** Begin **

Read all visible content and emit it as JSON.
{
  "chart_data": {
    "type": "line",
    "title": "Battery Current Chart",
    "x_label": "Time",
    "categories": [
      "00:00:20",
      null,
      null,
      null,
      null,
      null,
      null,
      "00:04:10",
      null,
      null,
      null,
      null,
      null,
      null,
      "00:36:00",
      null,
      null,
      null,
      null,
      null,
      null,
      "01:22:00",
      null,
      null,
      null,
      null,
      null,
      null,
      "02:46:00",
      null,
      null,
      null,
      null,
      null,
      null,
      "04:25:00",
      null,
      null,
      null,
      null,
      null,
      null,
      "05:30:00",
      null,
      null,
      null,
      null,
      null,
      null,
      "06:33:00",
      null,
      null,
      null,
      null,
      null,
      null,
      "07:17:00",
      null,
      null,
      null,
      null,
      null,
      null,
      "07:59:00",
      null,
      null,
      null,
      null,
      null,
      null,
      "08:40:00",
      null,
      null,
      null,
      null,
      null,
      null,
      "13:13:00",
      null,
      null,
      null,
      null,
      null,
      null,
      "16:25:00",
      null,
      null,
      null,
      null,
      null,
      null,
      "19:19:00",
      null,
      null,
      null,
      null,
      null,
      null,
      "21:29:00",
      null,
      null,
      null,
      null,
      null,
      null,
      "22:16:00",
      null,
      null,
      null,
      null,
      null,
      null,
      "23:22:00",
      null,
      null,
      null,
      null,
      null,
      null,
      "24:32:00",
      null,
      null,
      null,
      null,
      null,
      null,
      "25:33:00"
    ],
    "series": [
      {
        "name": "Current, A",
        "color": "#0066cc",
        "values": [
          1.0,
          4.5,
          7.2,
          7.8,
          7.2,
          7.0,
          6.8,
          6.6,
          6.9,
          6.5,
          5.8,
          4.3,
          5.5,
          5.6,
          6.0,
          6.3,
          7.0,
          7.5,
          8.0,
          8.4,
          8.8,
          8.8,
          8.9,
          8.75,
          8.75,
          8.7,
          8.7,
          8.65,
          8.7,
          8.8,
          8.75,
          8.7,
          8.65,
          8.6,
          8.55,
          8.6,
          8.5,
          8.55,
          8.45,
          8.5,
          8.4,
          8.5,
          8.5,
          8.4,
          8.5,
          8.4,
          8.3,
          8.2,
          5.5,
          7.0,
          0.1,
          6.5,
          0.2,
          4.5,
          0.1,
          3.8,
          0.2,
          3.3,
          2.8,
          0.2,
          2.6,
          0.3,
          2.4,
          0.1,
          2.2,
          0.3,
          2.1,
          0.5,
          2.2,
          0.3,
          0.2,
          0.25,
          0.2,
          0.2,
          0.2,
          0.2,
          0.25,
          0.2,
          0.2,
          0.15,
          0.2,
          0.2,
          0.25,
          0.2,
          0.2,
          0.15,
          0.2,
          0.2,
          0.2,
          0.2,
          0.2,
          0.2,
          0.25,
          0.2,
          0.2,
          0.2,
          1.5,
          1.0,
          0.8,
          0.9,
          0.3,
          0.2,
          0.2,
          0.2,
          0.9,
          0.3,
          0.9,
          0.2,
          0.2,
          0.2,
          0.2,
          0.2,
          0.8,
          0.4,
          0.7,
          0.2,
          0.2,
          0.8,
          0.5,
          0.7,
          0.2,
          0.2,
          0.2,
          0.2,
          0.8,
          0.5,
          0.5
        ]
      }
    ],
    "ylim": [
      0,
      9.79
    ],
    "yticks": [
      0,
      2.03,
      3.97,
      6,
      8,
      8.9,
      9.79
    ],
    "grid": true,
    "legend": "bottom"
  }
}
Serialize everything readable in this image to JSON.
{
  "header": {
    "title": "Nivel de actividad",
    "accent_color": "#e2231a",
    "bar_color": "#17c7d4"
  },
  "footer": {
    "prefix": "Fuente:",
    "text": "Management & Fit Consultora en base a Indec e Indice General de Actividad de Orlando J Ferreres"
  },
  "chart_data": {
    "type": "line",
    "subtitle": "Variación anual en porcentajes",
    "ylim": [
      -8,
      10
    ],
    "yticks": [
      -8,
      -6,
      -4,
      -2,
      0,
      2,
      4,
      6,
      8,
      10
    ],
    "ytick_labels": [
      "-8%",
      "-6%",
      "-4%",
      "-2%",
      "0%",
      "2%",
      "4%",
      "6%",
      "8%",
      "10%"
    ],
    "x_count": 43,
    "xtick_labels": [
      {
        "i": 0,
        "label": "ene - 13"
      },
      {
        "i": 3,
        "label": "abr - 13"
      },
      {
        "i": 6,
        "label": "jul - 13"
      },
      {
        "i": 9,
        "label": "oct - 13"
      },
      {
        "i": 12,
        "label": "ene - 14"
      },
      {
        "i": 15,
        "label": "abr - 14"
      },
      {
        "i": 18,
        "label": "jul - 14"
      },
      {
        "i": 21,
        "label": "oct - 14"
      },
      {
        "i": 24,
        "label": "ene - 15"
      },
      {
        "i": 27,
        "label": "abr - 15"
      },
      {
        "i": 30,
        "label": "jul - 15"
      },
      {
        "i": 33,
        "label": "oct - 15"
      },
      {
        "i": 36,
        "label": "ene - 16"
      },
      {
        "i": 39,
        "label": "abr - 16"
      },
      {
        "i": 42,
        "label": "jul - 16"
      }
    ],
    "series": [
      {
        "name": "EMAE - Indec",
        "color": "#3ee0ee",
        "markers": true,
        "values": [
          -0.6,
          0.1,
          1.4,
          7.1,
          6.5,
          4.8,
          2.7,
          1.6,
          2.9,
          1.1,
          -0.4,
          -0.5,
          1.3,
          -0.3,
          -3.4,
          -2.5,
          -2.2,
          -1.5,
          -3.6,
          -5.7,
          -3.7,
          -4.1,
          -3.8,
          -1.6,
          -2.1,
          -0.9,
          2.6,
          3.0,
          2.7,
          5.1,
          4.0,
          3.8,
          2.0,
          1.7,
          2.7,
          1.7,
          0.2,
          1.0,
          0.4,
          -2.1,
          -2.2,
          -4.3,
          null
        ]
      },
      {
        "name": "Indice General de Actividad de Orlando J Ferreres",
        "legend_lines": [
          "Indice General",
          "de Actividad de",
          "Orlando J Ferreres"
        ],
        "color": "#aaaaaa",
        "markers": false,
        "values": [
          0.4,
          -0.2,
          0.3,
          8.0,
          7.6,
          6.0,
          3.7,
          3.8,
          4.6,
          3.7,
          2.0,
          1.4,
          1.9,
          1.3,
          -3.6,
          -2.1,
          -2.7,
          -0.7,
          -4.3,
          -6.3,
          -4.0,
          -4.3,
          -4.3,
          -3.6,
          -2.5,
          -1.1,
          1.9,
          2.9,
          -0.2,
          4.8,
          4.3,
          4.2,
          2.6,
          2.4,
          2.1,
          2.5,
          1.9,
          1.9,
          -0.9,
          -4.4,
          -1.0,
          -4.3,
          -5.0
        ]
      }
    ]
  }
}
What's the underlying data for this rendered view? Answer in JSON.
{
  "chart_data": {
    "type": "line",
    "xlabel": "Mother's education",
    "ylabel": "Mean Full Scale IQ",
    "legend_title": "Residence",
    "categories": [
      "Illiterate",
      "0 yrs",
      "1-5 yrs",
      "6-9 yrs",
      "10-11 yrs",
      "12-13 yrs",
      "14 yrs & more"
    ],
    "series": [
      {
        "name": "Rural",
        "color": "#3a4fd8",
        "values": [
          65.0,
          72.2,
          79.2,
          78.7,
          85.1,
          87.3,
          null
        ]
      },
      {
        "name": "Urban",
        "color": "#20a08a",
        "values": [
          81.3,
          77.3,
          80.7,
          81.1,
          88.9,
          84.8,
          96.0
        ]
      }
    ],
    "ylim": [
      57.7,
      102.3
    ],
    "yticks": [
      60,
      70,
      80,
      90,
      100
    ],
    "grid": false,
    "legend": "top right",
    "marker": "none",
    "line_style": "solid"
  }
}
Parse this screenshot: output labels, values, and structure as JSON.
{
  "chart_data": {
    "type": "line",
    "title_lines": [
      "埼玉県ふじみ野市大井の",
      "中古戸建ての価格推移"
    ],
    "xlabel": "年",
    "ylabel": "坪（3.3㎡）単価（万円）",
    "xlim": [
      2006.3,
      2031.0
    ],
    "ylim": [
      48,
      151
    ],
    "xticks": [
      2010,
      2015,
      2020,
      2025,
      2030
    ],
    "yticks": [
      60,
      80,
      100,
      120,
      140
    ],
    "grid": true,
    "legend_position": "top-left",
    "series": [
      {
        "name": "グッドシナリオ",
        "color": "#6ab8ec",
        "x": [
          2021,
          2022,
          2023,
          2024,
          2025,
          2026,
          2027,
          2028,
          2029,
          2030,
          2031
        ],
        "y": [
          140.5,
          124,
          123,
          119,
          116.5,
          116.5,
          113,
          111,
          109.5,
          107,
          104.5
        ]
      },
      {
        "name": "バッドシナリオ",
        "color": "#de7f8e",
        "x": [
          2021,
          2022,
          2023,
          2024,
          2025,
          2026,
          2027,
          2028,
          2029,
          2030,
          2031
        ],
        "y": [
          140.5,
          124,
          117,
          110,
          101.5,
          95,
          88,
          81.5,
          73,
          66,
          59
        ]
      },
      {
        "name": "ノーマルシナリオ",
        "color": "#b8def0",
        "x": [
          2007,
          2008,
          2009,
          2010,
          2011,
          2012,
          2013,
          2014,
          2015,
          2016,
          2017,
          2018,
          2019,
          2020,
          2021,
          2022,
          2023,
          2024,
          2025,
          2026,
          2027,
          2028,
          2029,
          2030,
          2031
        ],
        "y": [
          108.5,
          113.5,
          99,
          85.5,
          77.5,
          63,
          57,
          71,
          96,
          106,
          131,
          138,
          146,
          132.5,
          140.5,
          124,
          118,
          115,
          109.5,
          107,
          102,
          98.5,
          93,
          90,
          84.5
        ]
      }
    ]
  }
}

** End **

## Stated exercise
From the data, collect all lines where the string "Indec" appears.

## Written answer
    "text": "Management & Fit Consultora en base a Indec e Indice General de Actividad de Orlando J Ferreres"
        "name": "EMAE - Indec",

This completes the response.